##### INPUT ROWS

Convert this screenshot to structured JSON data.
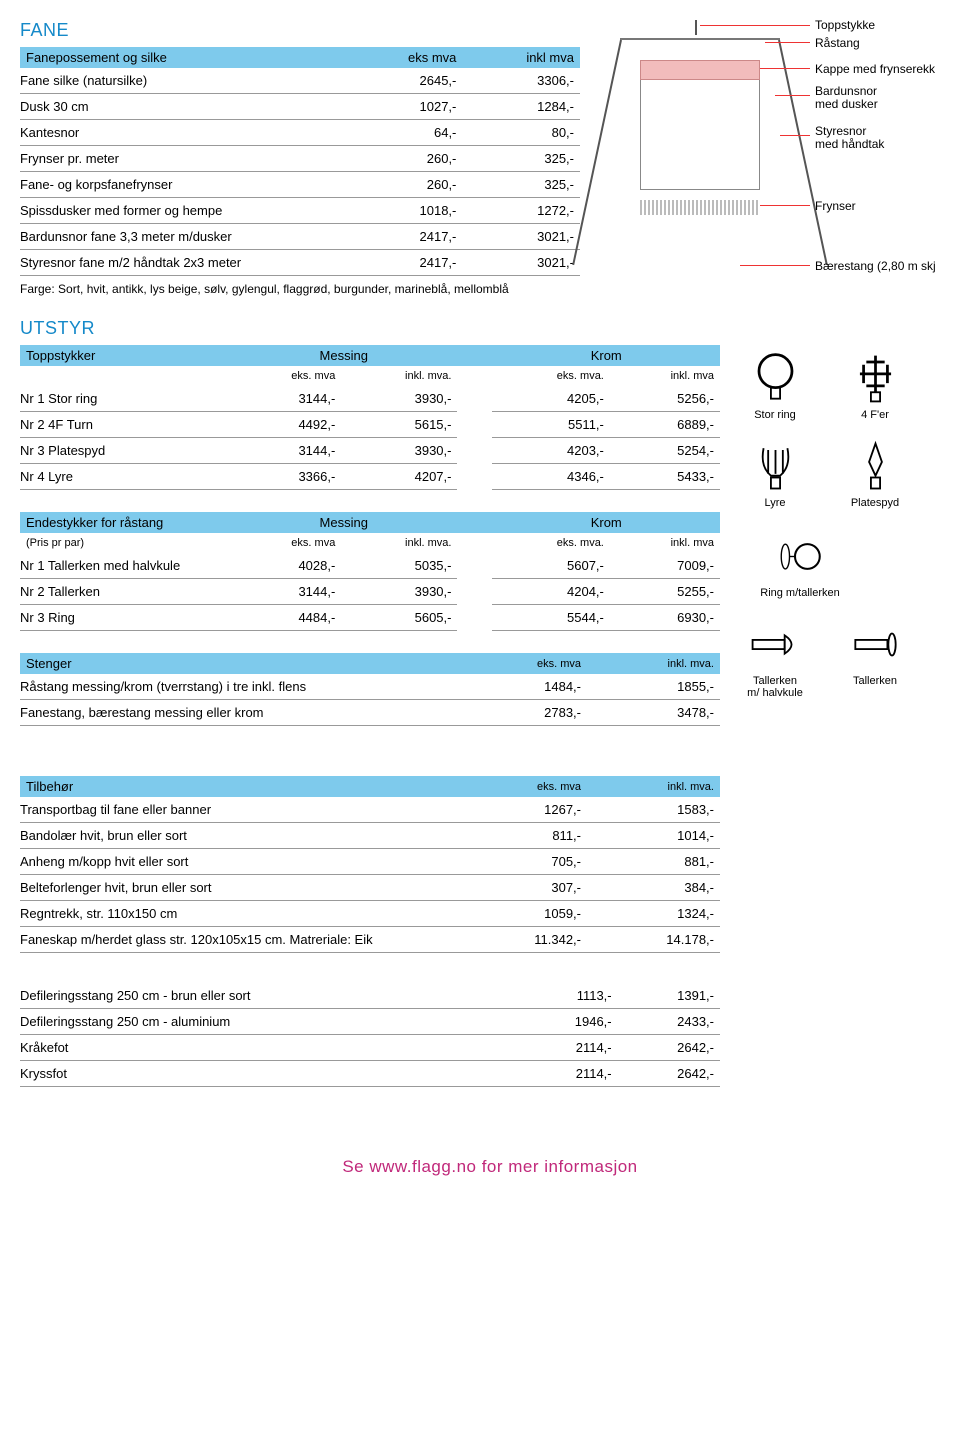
{
  "colors": {
    "section_title": "#1589c9",
    "header_bg": "#7ecaec",
    "footer": "#c0287a",
    "border": "#999999",
    "text": "#000000",
    "pointer": "#e33333"
  },
  "fane": {
    "title": "FANE",
    "header": {
      "name": "Fanepossement og silke",
      "col1": "eks mva",
      "col2": "inkl mva"
    },
    "rows": [
      {
        "name": "Fane silke (natursilke)",
        "eks": "2645,-",
        "inkl": "3306,-"
      },
      {
        "name": "Dusk 30 cm",
        "eks": "1027,-",
        "inkl": "1284,-"
      },
      {
        "name": "Kantesnor",
        "eks": "64,-",
        "inkl": "80,-"
      },
      {
        "name": "Frynser pr. meter",
        "eks": "260,-",
        "inkl": "325,-"
      },
      {
        "name": "Fane- og korpsfanefrynser",
        "eks": "260,-",
        "inkl": "325,-"
      },
      {
        "name": "Spissdusker med former og hempe",
        "eks": "1018,-",
        "inkl": "1272,-"
      },
      {
        "name": "Bardunsnor fane 3,3 meter m/dusker",
        "eks": "2417,-",
        "inkl": "3021,-"
      },
      {
        "name": "Styresnor fane m/2 håndtak 2x3 meter",
        "eks": "2417,-",
        "inkl": "3021,-"
      }
    ],
    "note": "Farge: Sort, hvit, antikk, lys beige, sølv, gylengul, flaggrød, burgunder, marineblå, mellomblå"
  },
  "diagram_labels": {
    "toppstykke": "Toppstykke",
    "rastang": "Råstang",
    "kappe": "Kappe med frynserekk",
    "bardunsnor": "Bardunsnor",
    "bardunsnor2": "med dusker",
    "styresnor": "Styresnor",
    "styresnor2": "med håndtak",
    "frynser": "Frynser",
    "baerestang": "Bærestang (2,80 m skj"
  },
  "utstyr": {
    "title": "UTSTYR",
    "toppstykker": {
      "header": {
        "name": "Toppstykker",
        "g1": "Messing",
        "g2": "Krom"
      },
      "sub": {
        "c1": "eks. mva",
        "c2": "inkl. mva.",
        "c3": "eks. mva.",
        "c4": "inkl. mva"
      },
      "rows": [
        {
          "name": "Nr 1 Stor ring",
          "v": [
            "3144,-",
            "3930,-",
            "4205,-",
            "5256,-"
          ]
        },
        {
          "name": "Nr 2 4F Turn",
          "v": [
            "4492,-",
            "5615,-",
            "5511,-",
            "6889,-"
          ]
        },
        {
          "name": "Nr 3 Platespyd",
          "v": [
            "3144,-",
            "3930,-",
            "4203,-",
            "5254,-"
          ]
        },
        {
          "name": "Nr 4 Lyre",
          "v": [
            "3366,-",
            "4207,-",
            "4346,-",
            "5433,-"
          ]
        }
      ]
    },
    "endestykker": {
      "header": {
        "name": "Endestykker for råstang",
        "g1": "Messing",
        "g2": "Krom"
      },
      "subname": "(Pris pr par)",
      "sub": {
        "c1": "eks. mva",
        "c2": "inkl. mva.",
        "c3": "eks. mva.",
        "c4": "inkl. mva"
      },
      "rows": [
        {
          "name": "Nr 1 Tallerken med halvkule",
          "v": [
            "4028,-",
            "5035,-",
            "5607,-",
            "7009,-"
          ]
        },
        {
          "name": "Nr 2 Tallerken",
          "v": [
            "3144,-",
            "3930,-",
            "4204,-",
            "5255,-"
          ]
        },
        {
          "name": "Nr 3 Ring",
          "v": [
            "4484,-",
            "5605,-",
            "5544,-",
            "6930,-"
          ]
        }
      ]
    },
    "stenger": {
      "header": {
        "name": "Stenger",
        "c1": "eks. mva",
        "c2": "inkl. mva."
      },
      "rows": [
        {
          "name": "Råstang messing/krom (tverrstang) i tre inkl. flens",
          "eks": "1484,-",
          "inkl": "1855,-"
        },
        {
          "name": "Fanestang, bærestang messing eller krom",
          "eks": "2783,-",
          "inkl": "3478,-"
        }
      ]
    },
    "tilbehor": {
      "header": {
        "name": "Tilbehør",
        "c1": "eks. mva",
        "c2": "inkl. mva."
      },
      "rows": [
        {
          "name": "Transportbag til fane eller banner",
          "eks": "1267,-",
          "inkl": "1583,-"
        },
        {
          "name": "Bandolær hvit, brun eller sort",
          "eks": "811,-",
          "inkl": "1014,-"
        },
        {
          "name": "Anheng m/kopp hvit eller sort",
          "eks": "705,-",
          "inkl": "881,-"
        },
        {
          "name": "Belteforlenger hvit, brun eller sort",
          "eks": "307,-",
          "inkl": "384,-"
        },
        {
          "name": "Regntrekk, str. 110x150 cm",
          "eks": "1059,-",
          "inkl": "1324,-"
        },
        {
          "name": "Faneskap m/herdet glass str. 120x105x15 cm. Matreriale: Eik",
          "eks": "11.342,-",
          "inkl": "14.178,-"
        }
      ],
      "rows2": [
        {
          "name": "Defileringsstang 250 cm - brun eller sort",
          "eks": "1113,-",
          "inkl": "1391,-"
        },
        {
          "name": "Defileringsstang 250 cm - aluminium",
          "eks": "1946,-",
          "inkl": "2433,-"
        },
        {
          "name": "Kråkefot",
          "eks": "2114,-",
          "inkl": "2642,-"
        },
        {
          "name": "Kryssfot",
          "eks": "2114,-",
          "inkl": "2642,-"
        }
      ]
    }
  },
  "icons": {
    "stor_ring": "Stor ring",
    "fire_f": "4 F'er",
    "lyre": "Lyre",
    "platespyd": "Platespyd",
    "ring_tallerken": "Ring m/tallerken",
    "tallerken_halvkule": "Tallerken\nm/ halvkule",
    "tallerken": "Tallerken"
  },
  "footer": "Se www.flagg.no for mer informasjon"
}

##########

Please write out all of the material above without changing a word, and omit any pictures.

■ **RESPONSE BELOW**
Convert this screenshot to structured JSON data.
{
  "colors": {
    "section_title": "#1589c9",
    "header_bg": "#7ecaec",
    "footer": "#c0287a",
    "border": "#999999",
    "text": "#000000",
    "pointer": "#e33333"
  },
  "fane": {
    "title": "FANE",
    "header": {
      "name": "Fanepossement og silke",
      "col1": "eks mva",
      "col2": "inkl mva"
    },
    "rows": [
      {
        "name": "Fane silke (natursilke)",
        "eks": "2645,-",
        "inkl": "3306,-"
      },
      {
        "name": "Dusk 30 cm",
        "eks": "1027,-",
        "inkl": "1284,-"
      },
      {
        "name": "Kantesnor",
        "eks": "64,-",
        "inkl": "80,-"
      },
      {
        "name": "Frynser pr. meter",
        "eks": "260,-",
        "inkl": "325,-"
      },
      {
        "name": "Fane- og korpsfanefrynser",
        "eks": "260,-",
        "inkl": "325,-"
      },
      {
        "name": "Spissdusker med former og hempe",
        "eks": "1018,-",
        "inkl": "1272,-"
      },
      {
        "name": "Bardunsnor fane 3,3 meter m/dusker",
        "eks": "2417,-",
        "inkl": "3021,-"
      },
      {
        "name": "Styresnor fane m/2 håndtak 2x3 meter",
        "eks": "2417,-",
        "inkl": "3021,-"
      }
    ],
    "note": "Farge: Sort, hvit, antikk, lys beige, sølv, gylengul, flaggrød, burgunder, marineblå, mellomblå"
  },
  "diagram_labels": {
    "toppstykke": "Toppstykke",
    "rastang": "Råstang",
    "kappe": "Kappe med frynserekk",
    "bardunsnor": "Bardunsnor",
    "bardunsnor2": "med dusker",
    "styresnor": "Styresnor",
    "styresnor2": "med håndtak",
    "frynser": "Frynser",
    "baerestang": "Bærestang (2,80 m skj"
  },
  "utstyr": {
    "title": "UTSTYR",
    "toppstykker": {
      "header": {
        "name": "Toppstykker",
        "g1": "Messing",
        "g2": "Krom"
      },
      "sub": {
        "c1": "eks. mva",
        "c2": "inkl. mva.",
        "c3": "eks. mva.",
        "c4": "inkl. mva"
      },
      "rows": [
        {
          "name": "Nr 1 Stor ring",
          "v": [
            "3144,-",
            "3930,-",
            "4205,-",
            "5256,-"
          ]
        },
        {
          "name": "Nr 2 4F Turn",
          "v": [
            "4492,-",
            "5615,-",
            "5511,-",
            "6889,-"
          ]
        },
        {
          "name": "Nr 3 Platespyd",
          "v": [
            "3144,-",
            "3930,-",
            "4203,-",
            "5254,-"
          ]
        },
        {
          "name": "Nr 4 Lyre",
          "v": [
            "3366,-",
            "4207,-",
            "4346,-",
            "5433,-"
          ]
        }
      ]
    },
    "endestykker": {
      "header": {
        "name": "Endestykker for råstang",
        "g1": "Messing",
        "g2": "Krom"
      },
      "subname": "(Pris pr par)",
      "sub": {
        "c1": "eks. mva",
        "c2": "inkl. mva.",
        "c3": "eks. mva.",
        "c4": "inkl. mva"
      },
      "rows": [
        {
          "name": "Nr 1 Tallerken med halvkule",
          "v": [
            "4028,-",
            "5035,-",
            "5607,-",
            "7009,-"
          ]
        },
        {
          "name": "Nr 2 Tallerken",
          "v": [
            "3144,-",
            "3930,-",
            "4204,-",
            "5255,-"
          ]
        },
        {
          "name": "Nr 3 Ring",
          "v": [
            "4484,-",
            "5605,-",
            "5544,-",
            "6930,-"
          ]
        }
      ]
    },
    "stenger": {
      "header": {
        "name": "Stenger",
        "c1": "eks. mva",
        "c2": "inkl. mva."
      },
      "rows": [
        {
          "name": "Råstang messing/krom (tverrstang) i tre inkl. flens",
          "eks": "1484,-",
          "inkl": "1855,-"
        },
        {
          "name": "Fanestang, bærestang messing eller krom",
          "eks": "2783,-",
          "inkl": "3478,-"
        }
      ]
    },
    "tilbehor": {
      "header": {
        "name": "Tilbehør",
        "c1": "eks. mva",
        "c2": "inkl. mva."
      },
      "rows": [
        {
          "name": "Transportbag til fane eller banner",
          "eks": "1267,-",
          "inkl": "1583,-"
        },
        {
          "name": "Bandolær hvit, brun eller sort",
          "eks": "811,-",
          "inkl": "1014,-"
        },
        {
          "name": "Anheng m/kopp hvit eller sort",
          "eks": "705,-",
          "inkl": "881,-"
        },
        {
          "name": "Belteforlenger hvit, brun eller sort",
          "eks": "307,-",
          "inkl": "384,-"
        },
        {
          "name": "Regntrekk, str. 110x150 cm",
          "eks": "1059,-",
          "inkl": "1324,-"
        },
        {
          "name": "Faneskap m/herdet glass str. 120x105x15 cm. Matreriale: Eik",
          "eks": "11.342,-",
          "inkl": "14.178,-"
        }
      ],
      "rows2": [
        {
          "name": "Defileringsstang 250 cm - brun eller sort",
          "eks": "1113,-",
          "inkl": "1391,-"
        },
        {
          "name": "Defileringsstang 250 cm - aluminium",
          "eks": "1946,-",
          "inkl": "2433,-"
        },
        {
          "name": "Kråkefot",
          "eks": "2114,-",
          "inkl": "2642,-"
        },
        {
          "name": "Kryssfot",
          "eks": "2114,-",
          "inkl": "2642,-"
        }
      ]
    }
  },
  "icons": {
    "stor_ring": "Stor ring",
    "fire_f": "4 F'er",
    "lyre": "Lyre",
    "platespyd": "Platespyd",
    "ring_tallerken": "Ring m/tallerken",
    "tallerken_halvkule": "Tallerken\nm/ halvkule",
    "tallerken": "Tallerken"
  },
  "footer": "Se www.flagg.no for mer informasjon"
}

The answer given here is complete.